* **What you are asked to do**:
Below are some records; reproduce every one of them exactly.

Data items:

━━━━━━━━━━

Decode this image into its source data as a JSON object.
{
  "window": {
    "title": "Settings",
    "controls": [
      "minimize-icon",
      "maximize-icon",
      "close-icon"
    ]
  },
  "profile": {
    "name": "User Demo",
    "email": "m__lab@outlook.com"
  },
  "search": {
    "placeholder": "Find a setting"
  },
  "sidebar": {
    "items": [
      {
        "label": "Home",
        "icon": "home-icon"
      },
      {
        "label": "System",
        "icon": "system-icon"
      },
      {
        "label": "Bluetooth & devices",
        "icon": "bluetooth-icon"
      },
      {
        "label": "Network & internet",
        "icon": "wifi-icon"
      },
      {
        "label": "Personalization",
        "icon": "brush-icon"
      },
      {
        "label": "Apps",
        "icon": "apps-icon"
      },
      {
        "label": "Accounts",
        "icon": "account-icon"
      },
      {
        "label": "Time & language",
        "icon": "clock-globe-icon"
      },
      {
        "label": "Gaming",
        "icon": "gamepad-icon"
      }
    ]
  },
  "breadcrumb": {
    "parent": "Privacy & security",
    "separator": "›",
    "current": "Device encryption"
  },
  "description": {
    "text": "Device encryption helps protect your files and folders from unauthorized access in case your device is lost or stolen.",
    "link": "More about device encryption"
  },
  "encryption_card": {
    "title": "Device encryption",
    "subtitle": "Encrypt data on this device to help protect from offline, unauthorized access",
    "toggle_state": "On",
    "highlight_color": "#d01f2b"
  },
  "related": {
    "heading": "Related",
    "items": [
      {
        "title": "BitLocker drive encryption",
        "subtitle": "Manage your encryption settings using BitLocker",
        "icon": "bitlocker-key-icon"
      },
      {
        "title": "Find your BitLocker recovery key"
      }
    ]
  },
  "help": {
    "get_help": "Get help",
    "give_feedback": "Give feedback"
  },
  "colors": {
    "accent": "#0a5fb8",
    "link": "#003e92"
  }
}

━━━━━━━━━━

* **Expected answer**:
Decode this image into its source data as a JSON object.
{
  "window": {
    "title": "Settings",
    "controls": [
      "minimize-icon",
      "maximize-icon",
      "close-icon"
    ]
  },
  "profile": {
    "name": "User Demo",
    "email": "m__lab@outlook.com"
  },
  "search": {
    "placeholder": "Find a setting"
  },
  "sidebar": {
    "items": [
      {
        "label": "Home",
        "icon": "home-icon"
      },
      {
        "label": "System",
        "icon": "system-icon"
      },
      {
        "label": "Bluetooth & devices",
        "icon": "bluetooth-icon"
      },
      {
        "label": "Network & internet",
        "icon": "wifi-icon"
      },
      {
        "label": "Personalization",
        "icon": "brush-icon"
      },
      {
        "label": "Apps",
        "icon": "apps-icon"
      },
      {
        "label": "Accounts",
        "icon": "account-icon"
      },
      {
        "label": "Time & language",
        "icon": "clock-globe-icon"
      },
      {
        "label": "Gaming",
        "icon": "gamepad-icon"
      }
    ]
  },
  "breadcrumb": {
    "parent": "Privacy & security",
    "separator": "›",
    "current": "Device encryption"
  },
  "description": {
    "text": "Device encryption helps protect your files and folders from unauthorized access in case your device is lost or stolen.",
    "link": "More about device encryption"
  },
  "encryption_card": {
    "title": "Device encryption",
    "subtitle": "Encrypt data on this device to help protect from offline, unauthorized access",
    "toggle_state": "On",
    "highlight_color": "#d01f2b"
  },
  "related": {
    "heading": "Related",
    "items": [
      {
        "title": "BitLocker drive encryption",
        "subtitle": "Manage your encryption settings using BitLocker",
        "icon": "bitlocker-key-icon"
      },
      {
        "title": "Find your BitLocker recovery key"
      }
    ]
  },
  "help": {
    "get_help": "Get help",
    "give_feedback": "Give feedback"
  },
  "colors": {
    "accent": "#0a5fb8",
    "link": "#003e92"
  }
}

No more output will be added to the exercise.